[Data for this exercise start]

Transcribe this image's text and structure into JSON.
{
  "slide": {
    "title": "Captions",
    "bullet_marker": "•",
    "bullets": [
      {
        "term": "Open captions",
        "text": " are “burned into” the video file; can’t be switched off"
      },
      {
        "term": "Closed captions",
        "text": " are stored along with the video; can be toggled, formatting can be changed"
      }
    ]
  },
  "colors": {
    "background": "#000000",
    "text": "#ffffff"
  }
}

[Data for this exercise end]

Write out every line of the data that holds the word "text".

▶ Response below:
Transcribe this image's text and structure into JSON.
        "text": " are “burned into” the video file; can’t be switched off"
        "text": " are stored along with the video; can be toggled, formatting can be changed"
    "text": "#ffffff"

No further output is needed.